EXERCISE: Give the listing again in full, exactly as written.

AVAILABLE RECORDS:
--- BEGIN ---

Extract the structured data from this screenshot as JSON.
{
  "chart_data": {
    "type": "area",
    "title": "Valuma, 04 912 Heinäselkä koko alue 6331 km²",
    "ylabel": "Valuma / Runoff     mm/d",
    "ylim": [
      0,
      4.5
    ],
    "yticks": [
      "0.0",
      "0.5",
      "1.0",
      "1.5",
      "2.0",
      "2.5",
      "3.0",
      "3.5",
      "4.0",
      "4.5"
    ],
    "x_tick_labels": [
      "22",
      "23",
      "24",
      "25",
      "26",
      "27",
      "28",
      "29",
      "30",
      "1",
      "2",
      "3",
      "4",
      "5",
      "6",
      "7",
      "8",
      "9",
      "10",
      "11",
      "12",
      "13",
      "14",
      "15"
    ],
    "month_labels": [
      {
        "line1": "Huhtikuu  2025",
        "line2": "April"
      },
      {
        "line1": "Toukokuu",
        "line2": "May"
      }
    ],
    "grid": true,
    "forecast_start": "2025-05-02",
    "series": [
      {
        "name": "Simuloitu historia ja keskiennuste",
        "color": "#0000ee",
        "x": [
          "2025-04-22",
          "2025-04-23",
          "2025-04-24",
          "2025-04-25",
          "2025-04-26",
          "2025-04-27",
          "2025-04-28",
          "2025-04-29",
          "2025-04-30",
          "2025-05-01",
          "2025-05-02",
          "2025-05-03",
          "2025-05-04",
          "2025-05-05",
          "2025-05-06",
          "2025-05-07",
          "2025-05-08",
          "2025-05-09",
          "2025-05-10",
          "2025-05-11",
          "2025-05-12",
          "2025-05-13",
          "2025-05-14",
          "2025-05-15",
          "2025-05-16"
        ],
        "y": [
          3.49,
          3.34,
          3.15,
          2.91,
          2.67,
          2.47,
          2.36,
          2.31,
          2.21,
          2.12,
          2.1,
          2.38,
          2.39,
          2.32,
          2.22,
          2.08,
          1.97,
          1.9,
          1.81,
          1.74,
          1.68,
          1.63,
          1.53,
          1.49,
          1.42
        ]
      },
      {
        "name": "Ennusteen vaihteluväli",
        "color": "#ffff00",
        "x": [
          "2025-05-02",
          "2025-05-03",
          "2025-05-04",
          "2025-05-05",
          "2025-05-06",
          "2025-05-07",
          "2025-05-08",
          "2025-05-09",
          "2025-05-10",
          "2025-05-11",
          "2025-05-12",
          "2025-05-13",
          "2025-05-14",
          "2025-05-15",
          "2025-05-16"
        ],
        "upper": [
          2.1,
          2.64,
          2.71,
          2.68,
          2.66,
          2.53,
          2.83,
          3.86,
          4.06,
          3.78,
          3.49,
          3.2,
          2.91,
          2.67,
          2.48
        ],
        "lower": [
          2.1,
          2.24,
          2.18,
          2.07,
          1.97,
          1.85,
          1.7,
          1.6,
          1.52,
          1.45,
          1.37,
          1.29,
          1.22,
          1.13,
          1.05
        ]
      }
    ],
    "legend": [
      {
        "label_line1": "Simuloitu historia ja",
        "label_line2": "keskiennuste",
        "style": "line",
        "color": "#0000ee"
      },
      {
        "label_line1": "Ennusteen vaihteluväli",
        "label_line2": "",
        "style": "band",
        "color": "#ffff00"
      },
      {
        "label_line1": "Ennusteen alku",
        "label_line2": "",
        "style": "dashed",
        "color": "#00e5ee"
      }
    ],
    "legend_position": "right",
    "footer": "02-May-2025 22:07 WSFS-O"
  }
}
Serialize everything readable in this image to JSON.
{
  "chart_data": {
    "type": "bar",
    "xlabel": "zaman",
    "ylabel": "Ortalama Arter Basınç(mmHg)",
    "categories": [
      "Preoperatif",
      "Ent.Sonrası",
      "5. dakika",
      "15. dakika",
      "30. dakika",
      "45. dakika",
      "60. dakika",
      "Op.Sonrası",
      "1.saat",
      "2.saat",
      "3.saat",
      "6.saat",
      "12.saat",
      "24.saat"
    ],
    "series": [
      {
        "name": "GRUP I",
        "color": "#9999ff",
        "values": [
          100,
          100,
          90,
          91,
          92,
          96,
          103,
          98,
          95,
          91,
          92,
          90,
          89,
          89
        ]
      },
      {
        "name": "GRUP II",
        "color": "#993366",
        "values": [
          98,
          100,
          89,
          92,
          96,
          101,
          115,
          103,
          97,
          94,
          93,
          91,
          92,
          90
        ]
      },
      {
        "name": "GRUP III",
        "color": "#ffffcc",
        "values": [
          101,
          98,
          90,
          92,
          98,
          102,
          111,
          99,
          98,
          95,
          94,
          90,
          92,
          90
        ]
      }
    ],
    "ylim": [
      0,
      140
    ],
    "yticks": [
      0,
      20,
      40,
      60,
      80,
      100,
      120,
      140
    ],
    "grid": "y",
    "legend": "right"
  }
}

--- END ---

OUTPUT:
Extract the structured data from this screenshot as JSON.
{
  "chart_data": {
    "type": "area",
    "title": "Valuma, 04 912 Heinäselkä koko alue 6331 km²",
    "ylabel": "Valuma / Runoff     mm/d",
    "ylim": [
      0,
      4.5
    ],
    "yticks": [
      "0.0",
      "0.5",
      "1.0",
      "1.5",
      "2.0",
      "2.5",
      "3.0",
      "3.5",
      "4.0",
      "4.5"
    ],
    "x_tick_labels": [
      "22",
      "23",
      "24",
      "25",
      "26",
      "27",
      "28",
      "29",
      "30",
      "1",
      "2",
      "3",
      "4",
      "5",
      "6",
      "7",
      "8",
      "9",
      "10",
      "11",
      "12",
      "13",
      "14",
      "15"
    ],
    "month_labels": [
      {
        "line1": "Huhtikuu  2025",
        "line2": "April"
      },
      {
        "line1": "Toukokuu",
        "line2": "May"
      }
    ],
    "grid": true,
    "forecast_start": "2025-05-02",
    "series": [
      {
        "name": "Simuloitu historia ja keskiennuste",
        "color": "#0000ee",
        "x": [
          "2025-04-22",
          "2025-04-23",
          "2025-04-24",
          "2025-04-25",
          "2025-04-26",
          "2025-04-27",
          "2025-04-28",
          "2025-04-29",
          "2025-04-30",
          "2025-05-01",
          "2025-05-02",
          "2025-05-03",
          "2025-05-04",
          "2025-05-05",
          "2025-05-06",
          "2025-05-07",
          "2025-05-08",
          "2025-05-09",
          "2025-05-10",
          "2025-05-11",
          "2025-05-12",
          "2025-05-13",
          "2025-05-14",
          "2025-05-15",
          "2025-05-16"
        ],
        "y": [
          3.49,
          3.34,
          3.15,
          2.91,
          2.67,
          2.47,
          2.36,
          2.31,
          2.21,
          2.12,
          2.1,
          2.38,
          2.39,
          2.32,
          2.22,
          2.08,
          1.97,
          1.9,
          1.81,
          1.74,
          1.68,
          1.63,
          1.53,
          1.49,
          1.42
        ]
      },
      {
        "name": "Ennusteen vaihteluväli",
        "color": "#ffff00",
        "x": [
          "2025-05-02",
          "2025-05-03",
          "2025-05-04",
          "2025-05-05",
          "2025-05-06",
          "2025-05-07",
          "2025-05-08",
          "2025-05-09",
          "2025-05-10",
          "2025-05-11",
          "2025-05-12",
          "2025-05-13",
          "2025-05-14",
          "2025-05-15",
          "2025-05-16"
        ],
        "upper": [
          2.1,
          2.64,
          2.71,
          2.68,
          2.66,
          2.53,
          2.83,
          3.86,
          4.06,
          3.78,
          3.49,
          3.2,
          2.91,
          2.67,
          2.48
        ],
        "lower": [
          2.1,
          2.24,
          2.18,
          2.07,
          1.97,
          1.85,
          1.7,
          1.6,
          1.52,
          1.45,
          1.37,
          1.29,
          1.22,
          1.13,
          1.05
        ]
      }
    ],
    "legend": [
      {
        "label_line1": "Simuloitu historia ja",
        "label_line2": "keskiennuste",
        "style": "line",
        "color": "#0000ee"
      },
      {
        "label_line1": "Ennusteen vaihteluväli",
        "label_line2": "",
        "style": "band",
        "color": "#ffff00"
      },
      {
        "label_line1": "Ennusteen alku",
        "label_line2": "",
        "style": "dashed",
        "color": "#00e5ee"
      }
    ],
    "legend_position": "right",
    "footer": "02-May-2025 22:07 WSFS-O"
  }
}
Serialize everything readable in this image to JSON.
{
  "chart_data": {
    "type": "bar",
    "xlabel": "zaman",
    "ylabel": "Ortalama Arter Basınç(mmHg)",
    "categories": [
      "Preoperatif",
      "Ent.Sonrası",
      "5. dakika",
      "15. dakika",
      "30. dakika",
      "45. dakika",
      "60. dakika",
      "Op.Sonrası",
      "1.saat",
      "2.saat",
      "3.saat",
      "6.saat",
      "12.saat",
      "24.saat"
    ],
    "series": [
      {
        "name": "GRUP I",
        "color": "#9999ff",
        "values": [
          100,
          100,
          90,
          91,
          92,
          96,
          103,
          98,
          95,
          91,
          92,
          90,
          89,
          89
        ]
      },
      {
        "name": "GRUP II",
        "color": "#993366",
        "values": [
          98,
          100,
          89,
          92,
          96,
          101,
          115,
          103,
          97,
          94,
          93,
          91,
          92,
          90
        ]
      },
      {
        "name": "GRUP III",
        "color": "#ffffcc",
        "values": [
          101,
          98,
          90,
          92,
          98,
          102,
          111,
          99,
          98,
          95,
          94,
          90,
          92,
          90
        ]
      }
    ],
    "ylim": [
      0,
      140
    ],
    "yticks": [
      0,
      20,
      40,
      60,
      80,
      100,
      120,
      140
    ],
    "grid": "y",
    "legend": "right"
  }
}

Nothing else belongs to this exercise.